Set task :: Collect each line holding the string "kijkt".

Available records ::
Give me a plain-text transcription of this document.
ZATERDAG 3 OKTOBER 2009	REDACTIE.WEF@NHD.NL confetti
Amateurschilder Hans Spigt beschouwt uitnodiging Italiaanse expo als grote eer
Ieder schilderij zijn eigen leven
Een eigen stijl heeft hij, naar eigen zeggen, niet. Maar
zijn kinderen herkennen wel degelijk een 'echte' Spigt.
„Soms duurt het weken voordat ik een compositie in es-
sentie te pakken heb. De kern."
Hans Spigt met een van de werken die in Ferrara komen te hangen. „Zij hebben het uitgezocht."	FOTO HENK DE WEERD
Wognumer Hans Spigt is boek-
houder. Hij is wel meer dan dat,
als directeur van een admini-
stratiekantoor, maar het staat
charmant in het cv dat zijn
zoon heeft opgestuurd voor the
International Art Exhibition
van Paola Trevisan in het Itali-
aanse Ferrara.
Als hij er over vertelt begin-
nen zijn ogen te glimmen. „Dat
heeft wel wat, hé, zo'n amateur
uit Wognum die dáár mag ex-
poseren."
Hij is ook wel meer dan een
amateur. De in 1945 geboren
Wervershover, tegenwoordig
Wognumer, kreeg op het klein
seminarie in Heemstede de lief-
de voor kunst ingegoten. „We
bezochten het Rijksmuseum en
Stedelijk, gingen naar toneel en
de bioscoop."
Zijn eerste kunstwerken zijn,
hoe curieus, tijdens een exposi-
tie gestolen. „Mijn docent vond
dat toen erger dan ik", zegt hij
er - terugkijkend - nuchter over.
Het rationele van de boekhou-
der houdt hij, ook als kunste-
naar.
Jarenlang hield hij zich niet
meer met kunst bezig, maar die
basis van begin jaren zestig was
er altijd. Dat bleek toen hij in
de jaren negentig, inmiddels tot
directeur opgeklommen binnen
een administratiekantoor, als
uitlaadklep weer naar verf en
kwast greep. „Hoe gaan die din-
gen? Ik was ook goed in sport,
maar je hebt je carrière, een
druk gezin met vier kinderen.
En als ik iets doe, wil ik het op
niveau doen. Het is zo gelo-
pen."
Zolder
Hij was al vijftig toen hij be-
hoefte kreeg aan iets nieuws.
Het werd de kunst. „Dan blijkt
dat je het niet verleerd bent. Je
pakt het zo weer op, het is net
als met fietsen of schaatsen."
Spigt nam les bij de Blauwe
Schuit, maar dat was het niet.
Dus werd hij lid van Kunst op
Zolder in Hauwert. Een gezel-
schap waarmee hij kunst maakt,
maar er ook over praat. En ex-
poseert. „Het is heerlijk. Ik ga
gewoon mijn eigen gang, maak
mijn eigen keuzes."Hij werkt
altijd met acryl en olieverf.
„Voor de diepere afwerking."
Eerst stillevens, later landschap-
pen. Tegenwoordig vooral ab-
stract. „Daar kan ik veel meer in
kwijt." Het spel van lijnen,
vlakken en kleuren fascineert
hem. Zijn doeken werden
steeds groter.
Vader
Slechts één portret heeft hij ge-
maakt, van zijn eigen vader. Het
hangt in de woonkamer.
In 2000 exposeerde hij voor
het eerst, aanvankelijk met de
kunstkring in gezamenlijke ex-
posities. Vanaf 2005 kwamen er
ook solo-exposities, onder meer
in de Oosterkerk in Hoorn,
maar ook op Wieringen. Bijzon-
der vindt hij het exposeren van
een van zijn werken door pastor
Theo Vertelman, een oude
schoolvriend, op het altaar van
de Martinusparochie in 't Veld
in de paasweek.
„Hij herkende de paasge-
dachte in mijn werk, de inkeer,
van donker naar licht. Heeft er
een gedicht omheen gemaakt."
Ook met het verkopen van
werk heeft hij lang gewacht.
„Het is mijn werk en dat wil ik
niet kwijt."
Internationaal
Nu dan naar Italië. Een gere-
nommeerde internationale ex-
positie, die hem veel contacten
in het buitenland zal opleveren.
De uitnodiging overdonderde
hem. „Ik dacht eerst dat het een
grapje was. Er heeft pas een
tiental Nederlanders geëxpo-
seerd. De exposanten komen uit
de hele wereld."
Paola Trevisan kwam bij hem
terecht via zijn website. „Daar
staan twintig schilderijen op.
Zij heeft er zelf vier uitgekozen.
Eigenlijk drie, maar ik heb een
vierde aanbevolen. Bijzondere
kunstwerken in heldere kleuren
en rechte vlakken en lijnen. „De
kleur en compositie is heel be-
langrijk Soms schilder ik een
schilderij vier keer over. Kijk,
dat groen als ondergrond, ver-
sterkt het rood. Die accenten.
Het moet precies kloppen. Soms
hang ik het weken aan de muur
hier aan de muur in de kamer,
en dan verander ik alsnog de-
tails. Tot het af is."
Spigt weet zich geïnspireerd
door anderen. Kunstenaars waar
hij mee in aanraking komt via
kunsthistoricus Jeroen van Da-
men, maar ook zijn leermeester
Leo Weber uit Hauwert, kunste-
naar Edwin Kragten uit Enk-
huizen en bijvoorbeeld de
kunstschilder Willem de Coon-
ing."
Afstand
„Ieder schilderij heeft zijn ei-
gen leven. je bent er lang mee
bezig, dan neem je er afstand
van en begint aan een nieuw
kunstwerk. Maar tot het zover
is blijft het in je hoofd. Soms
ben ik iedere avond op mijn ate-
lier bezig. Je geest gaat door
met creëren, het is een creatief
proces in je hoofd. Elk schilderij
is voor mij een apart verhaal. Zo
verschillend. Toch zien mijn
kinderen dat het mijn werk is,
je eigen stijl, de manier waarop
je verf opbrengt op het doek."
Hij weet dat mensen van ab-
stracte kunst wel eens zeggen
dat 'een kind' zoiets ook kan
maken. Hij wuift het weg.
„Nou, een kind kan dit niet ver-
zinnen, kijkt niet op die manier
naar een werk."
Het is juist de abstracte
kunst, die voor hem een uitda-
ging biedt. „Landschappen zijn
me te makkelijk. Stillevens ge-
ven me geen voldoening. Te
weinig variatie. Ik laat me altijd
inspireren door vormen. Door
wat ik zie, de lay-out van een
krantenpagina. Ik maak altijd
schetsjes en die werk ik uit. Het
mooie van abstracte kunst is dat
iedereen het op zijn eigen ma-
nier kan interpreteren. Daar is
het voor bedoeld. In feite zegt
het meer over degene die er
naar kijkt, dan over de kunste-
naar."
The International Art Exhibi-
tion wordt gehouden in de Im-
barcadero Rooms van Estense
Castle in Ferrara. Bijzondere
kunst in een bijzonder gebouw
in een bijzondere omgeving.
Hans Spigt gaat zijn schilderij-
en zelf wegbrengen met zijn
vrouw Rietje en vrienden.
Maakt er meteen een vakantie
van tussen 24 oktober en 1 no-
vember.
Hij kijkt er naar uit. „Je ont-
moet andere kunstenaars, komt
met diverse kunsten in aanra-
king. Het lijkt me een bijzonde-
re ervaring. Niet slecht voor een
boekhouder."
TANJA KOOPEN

Solution to this problem ::
zinnen, kijkt niet op die manier
naar kijkt, dan over de kunste-
Hij kijkt er naar uit. „Je ont-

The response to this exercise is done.